(Collected data)
※ ※ ※
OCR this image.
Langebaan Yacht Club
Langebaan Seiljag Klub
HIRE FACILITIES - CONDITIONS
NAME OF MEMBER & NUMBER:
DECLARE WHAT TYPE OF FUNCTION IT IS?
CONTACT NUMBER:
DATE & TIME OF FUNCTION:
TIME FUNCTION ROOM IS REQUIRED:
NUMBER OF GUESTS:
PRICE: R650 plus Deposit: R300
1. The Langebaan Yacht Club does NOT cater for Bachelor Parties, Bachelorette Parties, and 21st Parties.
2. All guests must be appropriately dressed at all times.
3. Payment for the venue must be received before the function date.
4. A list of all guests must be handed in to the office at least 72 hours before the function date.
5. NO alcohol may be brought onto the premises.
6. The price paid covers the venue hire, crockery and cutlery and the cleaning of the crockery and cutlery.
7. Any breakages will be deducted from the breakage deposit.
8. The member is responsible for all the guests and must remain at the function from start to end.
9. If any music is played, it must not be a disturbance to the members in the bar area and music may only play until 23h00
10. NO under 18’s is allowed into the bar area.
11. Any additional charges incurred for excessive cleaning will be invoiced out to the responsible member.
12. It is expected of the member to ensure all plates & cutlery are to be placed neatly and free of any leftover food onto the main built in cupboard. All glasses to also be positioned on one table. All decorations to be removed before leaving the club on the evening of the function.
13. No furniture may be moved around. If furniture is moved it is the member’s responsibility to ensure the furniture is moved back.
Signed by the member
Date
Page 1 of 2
※ ※ ※
- **TASK GOAL**:
The data above must be returned in full, exactly as written.

- **IN RESPONSE**:
OCR this image.
Langebaan Yacht Club
Langebaan Seiljag Klub
HIRE FACILITIES - CONDITIONS
NAME OF MEMBER & NUMBER:
DECLARE WHAT TYPE OF FUNCTION IT IS?
CONTACT NUMBER:
DATE & TIME OF FUNCTION:
TIME FUNCTION ROOM IS REQUIRED:
NUMBER OF GUESTS:
PRICE: R650 plus Deposit: R300
1. The Langebaan Yacht Club does NOT cater for Bachelor Parties, Bachelorette Parties, and 21st Parties.
2. All guests must be appropriately dressed at all times.
3. Payment for the venue must be received before the function date.
4. A list of all guests must be handed in to the office at least 72 hours before the function date.
5. NO alcohol may be brought onto the premises.
6. The price paid covers the venue hire, crockery and cutlery and the cleaning of the crockery and cutlery.
7. Any breakages will be deducted from the breakage deposit.
8. The member is responsible for all the guests and must remain at the function from start to end.
9. If any music is played, it must not be a disturbance to the members in the bar area and music may only play until 23h00
10. NO under 18’s is allowed into the bar area.
11. Any additional charges incurred for excessive cleaning will be invoiced out to the responsible member.
12. It is expected of the member to ensure all plates & cutlery are to be placed neatly and free of any leftover food onto the main built in cupboard. All glasses to also be positioned on one table. All decorations to be removed before leaving the club on the evening of the function.
13. No furniture may be moved around. If furniture is moved it is the member’s responsibility to ensure the furniture is moved back.
Signed by the member
Date
Page 1 of 2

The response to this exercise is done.